• TASK INSTRUCTIONS:
1. According to the text about Forbidden City Football Club, what did the club win at the Shanghai Shooters 7-aside competition?
2. Carry on the text about Forbidden City Football Club from the point where it stops.

━━━ EXTRACTED TEXT ━━━

Forbidden City Football Club (FC FC) (Simplified Chinese: 紫禁城足球俱乐部) is a Chinese amateur Association Football (soccer) based in Beijing. The club was founded in 2004 and is a not-for profit Voluntary association social club, playing 11 a-side competitive football in the IFFC. Members of the club are national Chinese as well as from other countries, representing a wide expatriate contingent as common in Beijing.

History
Before joining the IFFC League in August 2004, members of Forbidden City FC played for various amateur football clubs in the Beijing Club football 11-aside League, which was disbanded in 2003 during the SARS outbreak and because Clubfootball decided to concentrate on 5-aside football.

FCFC's inaugural match was on tour to Shanghai, to participate in the bi-annual Shanghai Shooters 7-aside competition, where FCFC picked up their first silverware, winning the Plate competition.

━━━ SUPPLIED RECORDS ━━━

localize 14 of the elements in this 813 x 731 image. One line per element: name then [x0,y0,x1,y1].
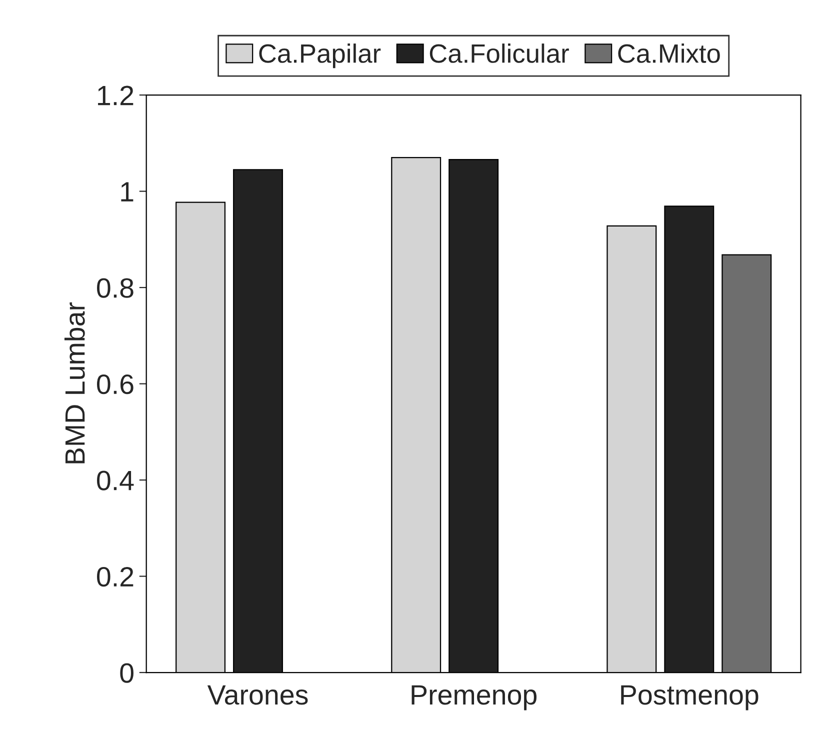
legend-label: Ca.Mixto [618,44,720,63]
x-tick-label: Postmenop [621,685,758,710]
y-tick-label: 0.8 [97,278,134,298]
x-tick-label: Premenop [412,685,536,710]
x-tick-label: Varones [207,685,308,705]
legend-label: Ca.Folicular [430,44,569,63]
legend-label: Ca.Papilar [259,44,381,68]
y-tick-label: 1.2 [98,86,134,106]
y-tick-label: 1 [121,182,134,202]
y-tick-label: 0.4 [97,470,134,490]
y-tick-label: 0.6 [97,374,134,394]
y-tick-label: 0.2 [97,566,134,587]
y-tick-label: 0 [120,663,134,683]
y-axis-title: BMD Lumbar [64,302,85,464]
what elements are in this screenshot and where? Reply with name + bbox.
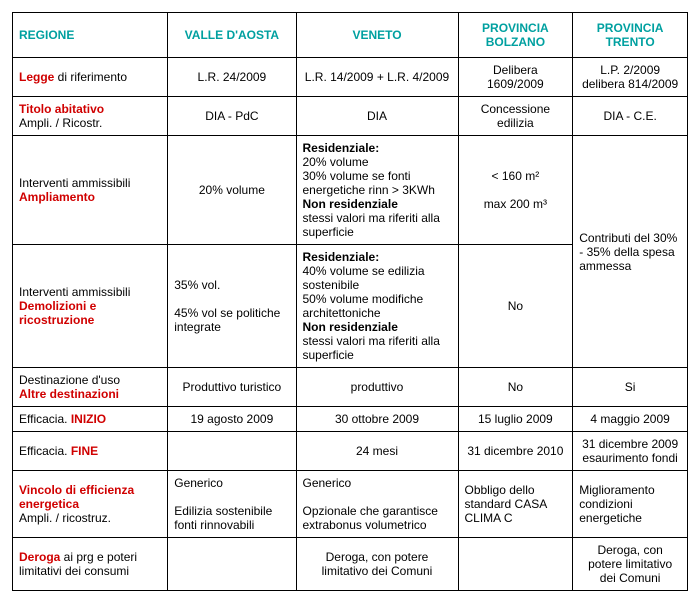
label-destinazione: Destinazione d'uso Altre destinazioni	[13, 368, 168, 407]
cell: Miglioramento condizioni energetiche	[573, 471, 688, 538]
header-trento: PROVINCIATRENTO	[573, 13, 688, 58]
row-fine: Efficacia. FINE 24 mesi 31 dicembre 2010…	[13, 432, 688, 471]
row-ampliamento: Interventi ammissibili Ampliamento 20% v…	[13, 136, 688, 245]
cell: No	[458, 368, 573, 407]
header-row: REGIONE VALLE D'AOSTA VENETO PROVINCIABO…	[13, 13, 688, 58]
label-ampliamento: Interventi ammissibili Ampliamento	[13, 136, 168, 245]
cell: L.P. 2/2009 delibera 814/2009	[573, 58, 688, 97]
row-vincolo: Vincolo di efficienza energetica Ampli. …	[13, 471, 688, 538]
table-body: Legge di riferimento L.R. 24/2009 L.R. 1…	[13, 58, 688, 591]
cell: 20% volume	[168, 136, 296, 245]
label-demolizioni: Interventi ammissibili Demolizioni e ric…	[13, 245, 168, 368]
cell	[458, 538, 573, 591]
header-valle-aosta: VALLE D'AOSTA	[168, 13, 296, 58]
cell: Produttivo turistico	[168, 368, 296, 407]
cell: 4 maggio 2009	[573, 407, 688, 432]
cell: Si	[573, 368, 688, 407]
regione-table: REGIONE VALLE D'AOSTA VENETO PROVINCIABO…	[12, 12, 688, 591]
cell: Generico Opzionale che garantisce extrab…	[296, 471, 458, 538]
cell: Residenziale: 40% volume se edilizia sos…	[296, 245, 458, 368]
cell-contributi: Contributi del 30% - 35% della spesa amm…	[573, 136, 688, 368]
cell: Delibera 1609/2009	[458, 58, 573, 97]
row-deroga: Deroga ai prg e poteri limitativi dei co…	[13, 538, 688, 591]
cell: 24 mesi	[296, 432, 458, 471]
cell: 31 dicembre 2009 esaurimento fondi	[573, 432, 688, 471]
cell: L.R. 24/2009	[168, 58, 296, 97]
header-bolzano: PROVINCIABOLZANO	[458, 13, 573, 58]
cell: 35% vol. 45% vol se politiche integrate	[168, 245, 296, 368]
header-veneto: VENETO	[296, 13, 458, 58]
label-inizio: Efficacia. INIZIO	[13, 407, 168, 432]
cell: L.R. 14/2009 + L.R. 4/2009	[296, 58, 458, 97]
cell: 30 ottobre 2009	[296, 407, 458, 432]
cell: 31 dicembre 2010	[458, 432, 573, 471]
cell: Obbligo dello standard CASA CLIMA C	[458, 471, 573, 538]
cell: Residenziale: 20% volume 30% volume se f…	[296, 136, 458, 245]
cell: No	[458, 245, 573, 368]
row-inizio: Efficacia. INIZIO 19 agosto 2009 30 otto…	[13, 407, 688, 432]
cell: 15 luglio 2009	[458, 407, 573, 432]
cell: DIA	[296, 97, 458, 136]
cell	[168, 432, 296, 471]
row-destinazione: Destinazione d'uso Altre destinazioni Pr…	[13, 368, 688, 407]
cell: Deroga, con potere limitativo dei Comuni	[296, 538, 458, 591]
cell: Concessione edilizia	[458, 97, 573, 136]
header-regione: REGIONE	[13, 13, 168, 58]
cell: Deroga, con potere limitativo dei Comuni	[573, 538, 688, 591]
label-fine: Efficacia. FINE	[13, 432, 168, 471]
cell: DIA - C.E.	[573, 97, 688, 136]
cell	[168, 538, 296, 591]
row-legge: Legge di riferimento L.R. 24/2009 L.R. 1…	[13, 58, 688, 97]
label-deroga: Deroga ai prg e poteri limitativi dei co…	[13, 538, 168, 591]
cell: Generico Edilizia sostenibile fonti rinn…	[168, 471, 296, 538]
label-titolo: Titolo abitativo Ampli. / Ricostr.	[13, 97, 168, 136]
cell: < 160 m² max 200 m³	[458, 136, 573, 245]
label-vincolo: Vincolo di efficienza energetica Ampli. …	[13, 471, 168, 538]
cell: 19 agosto 2009	[168, 407, 296, 432]
row-titolo: Titolo abitativo Ampli. / Ricostr. DIA -…	[13, 97, 688, 136]
label-legge: Legge di riferimento	[13, 58, 168, 97]
cell: produttivo	[296, 368, 458, 407]
cell: DIA - PdC	[168, 97, 296, 136]
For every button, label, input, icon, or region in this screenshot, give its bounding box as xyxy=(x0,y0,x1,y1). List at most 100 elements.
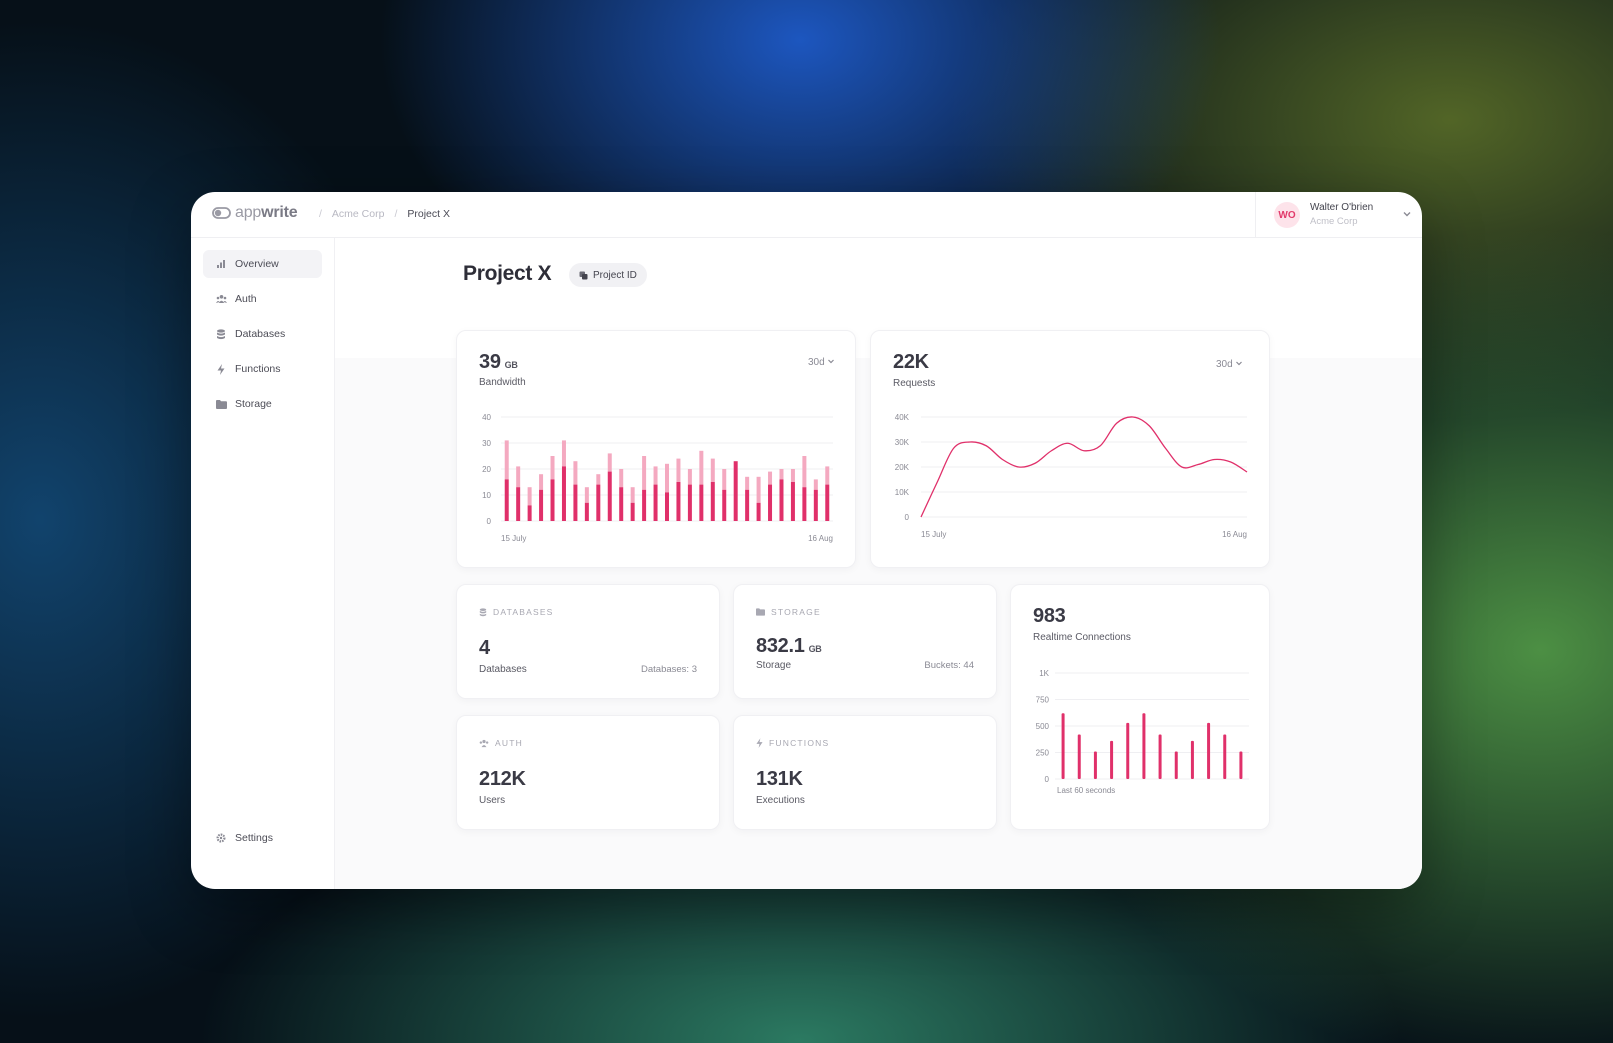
sidebar-item-label: Overview xyxy=(235,258,279,270)
databases-caption: DATABASES xyxy=(479,607,554,617)
databases-value: 4 xyxy=(479,637,490,659)
database-icon xyxy=(215,328,227,340)
requests-card: 22K Requests 30d 0 10K 20K 30K 40K 15 July 16 … xyxy=(870,330,1270,568)
bar-segment-primary xyxy=(722,489,727,521)
bar-segment-primary xyxy=(802,487,807,521)
bandwidth-card: 39 GB Bandwidth 30d 0 10 20 30 40 15 July 16 Au… xyxy=(456,330,856,568)
bar-segment-secondary xyxy=(687,469,692,485)
breadcrumb: / Acme Corp / Project X xyxy=(319,208,450,220)
bar xyxy=(1158,734,1162,779)
databases-label: Databases xyxy=(479,664,527,675)
functions-value: 131K xyxy=(756,768,803,790)
x-axis-label: Last 60 seconds xyxy=(1057,786,1115,795)
bar-segment-secondary xyxy=(745,476,750,490)
bar xyxy=(1126,722,1130,779)
bar-segment-secondary xyxy=(539,474,544,490)
bandwidth-value: 39 GB xyxy=(479,351,518,374)
bar xyxy=(1239,751,1243,779)
requests-label: Requests xyxy=(893,378,936,389)
bar xyxy=(1077,734,1081,779)
bar-segment-primary xyxy=(584,502,589,521)
folder-icon xyxy=(215,398,227,410)
bar-segment-primary xyxy=(779,479,784,521)
y-tick-label: 250 xyxy=(1036,749,1050,758)
copy-icon xyxy=(579,271,588,279)
auth-value: 212K xyxy=(479,768,526,790)
bar-segment-secondary xyxy=(573,461,578,485)
y-tick-label: 40K xyxy=(895,413,910,422)
requests-range-select[interactable]: 30d xyxy=(1216,359,1243,370)
breadcrumb-project[interactable]: Project X xyxy=(407,208,450,220)
bar-segment-secondary xyxy=(516,466,521,488)
project-id-button[interactable]: Project ID xyxy=(569,263,647,287)
bar-segment-primary xyxy=(550,479,555,521)
gear-icon xyxy=(215,832,227,844)
users-icon xyxy=(215,293,227,305)
databases-card: DATABASES 4 Databases Databases: 3 xyxy=(456,584,720,699)
realtime-chart: 0 250 500 750 1K Last 60 seconds xyxy=(1036,669,1249,795)
sidebar-item-storage[interactable]: Storage xyxy=(203,390,322,418)
y-tick-label: 20K xyxy=(895,463,910,472)
functions-caption: FUNCTIONS xyxy=(756,738,829,748)
users-icon xyxy=(479,739,489,747)
lightning-icon xyxy=(215,363,227,375)
bar-segment-primary xyxy=(825,484,830,521)
breadcrumb-org[interactable]: Acme Corp xyxy=(331,208,385,220)
bar xyxy=(1142,713,1146,779)
bar-segment-secondary xyxy=(504,440,509,480)
sidebar-item-settings[interactable]: Settings xyxy=(203,824,322,852)
bandwidth-chart: 0 10 20 30 40 15 July 16 Aug xyxy=(482,413,833,543)
x-tick-label: 15 July xyxy=(921,530,946,539)
appwrite-logo[interactable]: appwrite xyxy=(212,204,298,222)
functions-caption-text: FUNCTIONS xyxy=(769,738,830,748)
sidebar-item-label: Settings xyxy=(235,832,273,844)
bar-segment-secondary xyxy=(790,469,795,482)
user-menu[interactable]: WO Walter O'brien Acme Corp xyxy=(1255,192,1422,237)
bar-segment-secondary xyxy=(642,456,647,490)
storage-caption-text: STORAGE xyxy=(771,607,821,617)
requests-range-value: 30d xyxy=(1216,359,1233,370)
bar-segment-secondary xyxy=(653,466,658,485)
sidebar-item-auth[interactable]: Auth xyxy=(203,285,322,313)
lightning-icon xyxy=(756,738,763,748)
y-tick-label: 20 xyxy=(482,465,491,474)
database-icon xyxy=(479,607,487,616)
y-tick-label: 10 xyxy=(482,491,491,500)
sidebar-item-label: Auth xyxy=(235,293,257,305)
y-tick-label: 500 xyxy=(1036,722,1050,731)
sidebar-item-overview[interactable]: Overview xyxy=(203,250,322,278)
chevron-down-icon xyxy=(1403,212,1411,217)
y-tick-label: 10K xyxy=(895,488,910,497)
storage-label: Storage xyxy=(756,660,792,671)
sidebar-item-functions[interactable]: Functions xyxy=(203,355,322,383)
auth-caption-text: AUTH xyxy=(495,738,523,748)
auth-caption: AUTH xyxy=(479,738,523,748)
bar-segment-primary xyxy=(619,487,624,521)
sidebar-item-label: Functions xyxy=(235,363,281,375)
sidebar-item-label: Storage xyxy=(235,398,272,410)
y-tick-label: 30 xyxy=(482,439,491,448)
folder-icon xyxy=(756,608,765,616)
appwrite-logo-icon xyxy=(212,207,231,219)
bar-segment-primary xyxy=(790,482,795,521)
bar-segment-secondary xyxy=(756,476,761,503)
y-tick-label: 1K xyxy=(1039,669,1049,678)
sidebar: Overview Auth Databases Functions Storag… xyxy=(191,238,335,889)
functions-card: FUNCTIONS 131K Executions xyxy=(733,715,997,830)
bar-segment-primary xyxy=(516,487,521,521)
bandwidth-range-select[interactable]: 30d xyxy=(808,357,835,368)
bar-segment-primary xyxy=(687,484,692,521)
chart-icon xyxy=(215,258,227,270)
bar xyxy=(1093,751,1097,779)
bar-segment-primary xyxy=(653,484,658,521)
bar-segment-primary xyxy=(756,502,761,521)
bandwidth-unit: GB xyxy=(504,360,518,370)
x-tick-label: 16 Aug xyxy=(1222,530,1247,539)
sidebar-item-databases[interactable]: Databases xyxy=(203,320,322,348)
chevron-down-icon xyxy=(828,359,835,364)
y-tick-label: 30K xyxy=(895,438,910,447)
realtime-card: 983 Realtime Connections 0 250 500 750 1K Las… xyxy=(1010,584,1270,830)
databases-meta: Databases: 3 xyxy=(641,664,697,675)
bar-segment-primary xyxy=(630,502,635,521)
storage-value: 832.1 GB xyxy=(756,635,822,658)
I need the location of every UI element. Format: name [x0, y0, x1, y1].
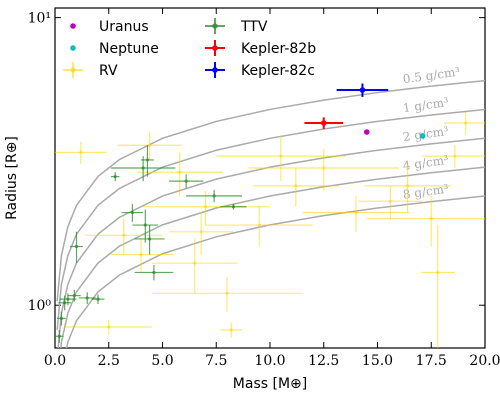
y-tick-label: 10⁰: [28, 298, 52, 314]
point: [148, 237, 152, 241]
plot-frame: [54, 7, 486, 349]
point: [294, 184, 298, 188]
point: [178, 170, 182, 174]
x-tick-label: 2.5: [98, 353, 120, 369]
point: [79, 150, 83, 154]
curve-label: 0.5 g/cm³: [402, 64, 461, 86]
legend-label: Kepler-82c: [241, 63, 315, 79]
point: [148, 143, 152, 147]
legend-label: Kepler-82b: [241, 41, 316, 57]
point: [152, 270, 156, 275]
point: [203, 205, 208, 209]
point: [184, 179, 188, 183]
y-tick-label: 10¹: [28, 11, 51, 27]
legend-label: Uranus: [99, 19, 149, 35]
legend-marker: [70, 67, 76, 73]
point: [363, 129, 370, 135]
y-axis-label: Radius [R⊕]: [4, 136, 20, 220]
point: [107, 325, 111, 329]
point: [436, 270, 440, 275]
legend-marker: [212, 45, 218, 51]
x-tick-label: 15.0: [362, 353, 393, 369]
point: [322, 166, 326, 170]
legend-marker: [70, 23, 76, 29]
point: [139, 252, 143, 257]
point: [85, 296, 89, 300]
point: [429, 217, 433, 221]
x-tick-label: 17.5: [416, 353, 447, 369]
point: [359, 87, 366, 93]
plot-area: 0.5 g/cm³ 1 g/cm³ 2 g/cm³ 4 g/cm³ 8 g/cm³: [55, 64, 485, 348]
legend-marker: [212, 23, 218, 29]
curve-label: 8 g/cm³: [402, 182, 450, 202]
point: [320, 120, 327, 126]
legend-label: RV: [99, 63, 118, 79]
x-tick-label: 12.5: [308, 353, 339, 369]
curve-label: 2 g/cm³: [402, 124, 450, 144]
point: [59, 316, 64, 320]
point: [57, 334, 61, 338]
density-curve: [57, 137, 485, 348]
legend-marker: [212, 67, 218, 73]
point: [453, 154, 457, 158]
curve-label: 4 g/cm³: [402, 153, 450, 173]
point: [406, 184, 410, 188]
point: [122, 233, 126, 237]
point: [388, 199, 392, 203]
point: [66, 297, 70, 301]
density-curve: [56, 108, 485, 331]
point: [199, 230, 203, 234]
legend-marker: [70, 45, 76, 51]
point: [96, 297, 100, 301]
density-curve: [65, 195, 485, 348]
x-tick-label: 7.5: [205, 353, 227, 369]
point: [257, 223, 261, 227]
point: [74, 244, 79, 249]
point: [229, 328, 233, 332]
point: [231, 205, 236, 209]
point: [72, 294, 76, 298]
point: [130, 210, 134, 215]
point: [141, 166, 145, 170]
legend-label: TTV: [240, 19, 268, 35]
point: [419, 133, 426, 139]
x-tick-label: 0.0: [44, 353, 66, 369]
point: [193, 261, 197, 265]
x-axis-label: Mass [M⊕]: [233, 376, 307, 392]
x-tick-label: 5.0: [151, 353, 173, 369]
point: [145, 158, 150, 162]
point: [63, 301, 67, 305]
point: [464, 121, 468, 125]
point: [212, 194, 216, 198]
point: [279, 154, 283, 158]
point: [143, 223, 147, 227]
point: [113, 175, 117, 179]
x-tick-label: 10.0: [254, 353, 285, 369]
x-tick-label: 20.0: [469, 353, 500, 369]
curve-label: 1 g/cm³: [402, 95, 450, 115]
legend-label: Neptune: [99, 41, 159, 57]
density-curve: [60, 166, 485, 348]
point: [225, 291, 229, 295]
density-curve: [56, 79, 485, 302]
point: [354, 210, 358, 215]
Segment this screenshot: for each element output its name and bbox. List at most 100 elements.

━━━

• TASK RESPONSES:
1. The Plate competition.

2.
League results
In their inaugural year 2004/05, Forbidden City FC finished 4th in the First Division of the IFFC League with 27 points after playing 18 competitive matches, winning 8, drawing 3 and losing 7. In 2005/06 FCFC were champions of the First Division with 46 points, playing 18 games, winning 15, drawing 1, and losing 2.  FCFC therefore gained promotion to the IFFC Premiere Division. In 2006/07 Season, FCFC finished 7th in the Premiere League.  In 2007/08 Season FCFC maintained their year-on-year improvement and stayed in the top echelon of the division the entire season, finishing in 2nd place with 49 points after 22 matches. In 2008/09 Season FCFC had a great start to the season, maintaining top spot over the Christmas break but didn't capitalise on their early wins, finishing 4th at the end of the season, with 42 points over 22 matches. The 2009/10 Season was better again, with Forbidden City FC staying top of the division for the majority of the season, only to fall into 2nd place in the closing week with 55 points out of 22 matches.
The 2010/11 season saw Forbidden City top the Première League of the IFFC with 63 points. FCFC stayed at the top of the division from Game 3 (October 10, 2010) culminating in winning the trophy on Game 22 (May 29, 2011). Congratulations to Forbidden City FC, winning the league in their 5th year in the top flight.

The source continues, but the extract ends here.